— Begin —
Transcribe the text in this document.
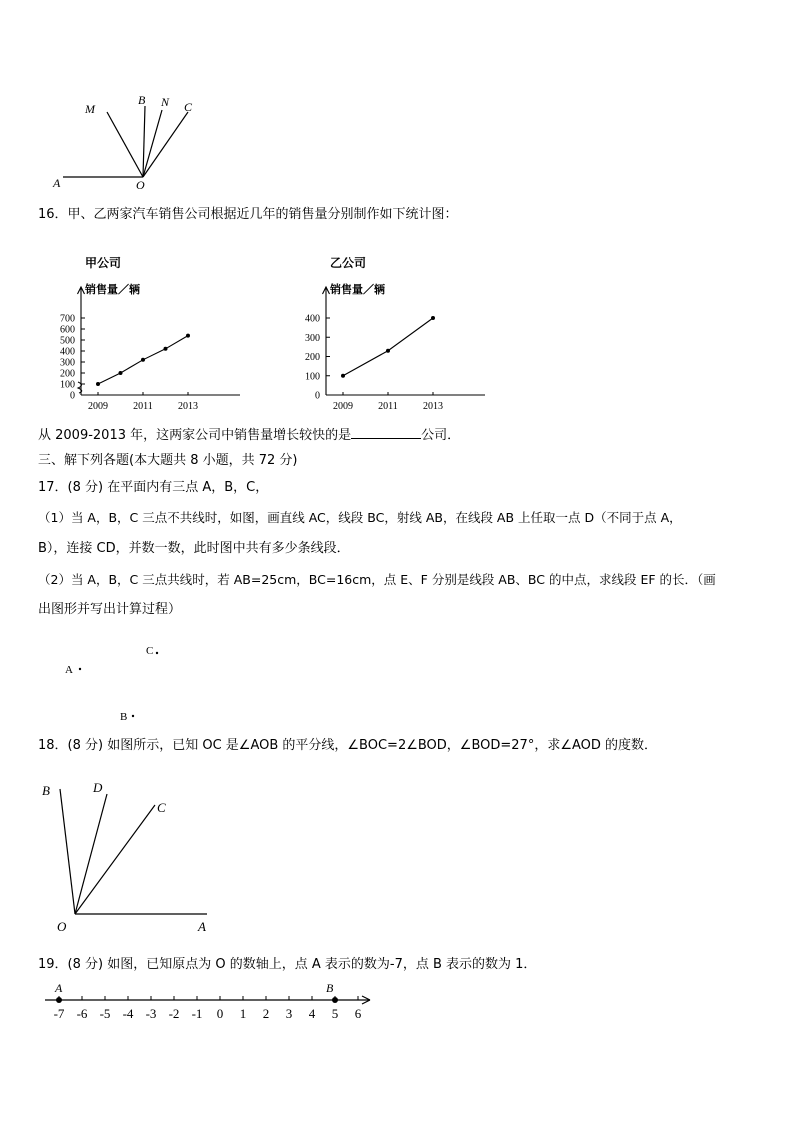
A	O
M
B N C
16．甲、乙两家汽车销售公司根据近几年的销售量分别制作如下统计图：
甲公司
销售量／辆
0
100
200
300
400
500
600
700
2009	2011	2013
乙公司
销售量／辆
0
100
200
300
400
2009	2011	2013
从 2009-2013 年，这两家公司中销售量增长较快的是	公司．
三、解下列各题(本大题共 8 小题，共 72 分)
17．(8 分) 在平面内有三点 A，B，C，
（1）当 A，B，C 三点不共线时，如图，画直线 AC，线段 BC，射线 AB，在线段 AB 上任取一点 D（不同于点 A，
B），连接 CD，并数一数，此时图中共有多少条线段．
（2）当 A，B，C 三点共线时，若 AB=25cm，BC=16cm，点 E、F 分别是线段 AB、BC 的中点，求线段 EF 的长．（画
出图形并写出计算过程）
C
A
B
18．(8 分) 如图所示，已知 OC 是∠AOB 的平分线，∠BOC=2∠BOD，∠BOD=27°，求∠AOD 的度数．
B	D
C
O	A
19．(8 分) 如图，已知原点为 O 的数轴上，点 A 表示的数为-7，点 B 表示的数为 1．
-7 -6 -5 -4 -3 -2 -1 0 1 2 3 4 5 6
A	B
— End —
_Task statement_.
Repeat every record precisely. Any picture among them stays out of the copy.

_Output below_.
Transcribe the text in this document.
A	O
M
B N C
16．甲、乙两家汽车销售公司根据近几年的销售量分别制作如下统计图：
甲公司
销售量／辆
0
100
200
300
400
500
600
700
2009	2011	2013
乙公司
销售量／辆
0
100
200
300
400
2009	2011	2013
从 2009-2013 年，这两家公司中销售量增长较快的是	公司．
三、解下列各题(本大题共 8 小题，共 72 分)
17．(8 分) 在平面内有三点 A，B，C，
（1）当 A，B，C 三点不共线时，如图，画直线 AC，线段 BC，射线 AB，在线段 AB 上任取一点 D（不同于点 A，
B），连接 CD，并数一数，此时图中共有多少条线段．
（2）当 A，B，C 三点共线时，若 AB=25cm，BC=16cm，点 E、F 分别是线段 AB、BC 的中点，求线段 EF 的长．（画
出图形并写出计算过程）
C
A
B
18．(8 分) 如图所示，已知 OC 是∠AOB 的平分线，∠BOC=2∠BOD，∠BOD=27°，求∠AOD 的度数．
B	D
C
O	A
19．(8 分) 如图，已知原点为 O 的数轴上，点 A 表示的数为-7，点 B 表示的数为 1．
-7 -6 -5 -4 -3 -2 -1 0 1 2 3 4 5 6
A	B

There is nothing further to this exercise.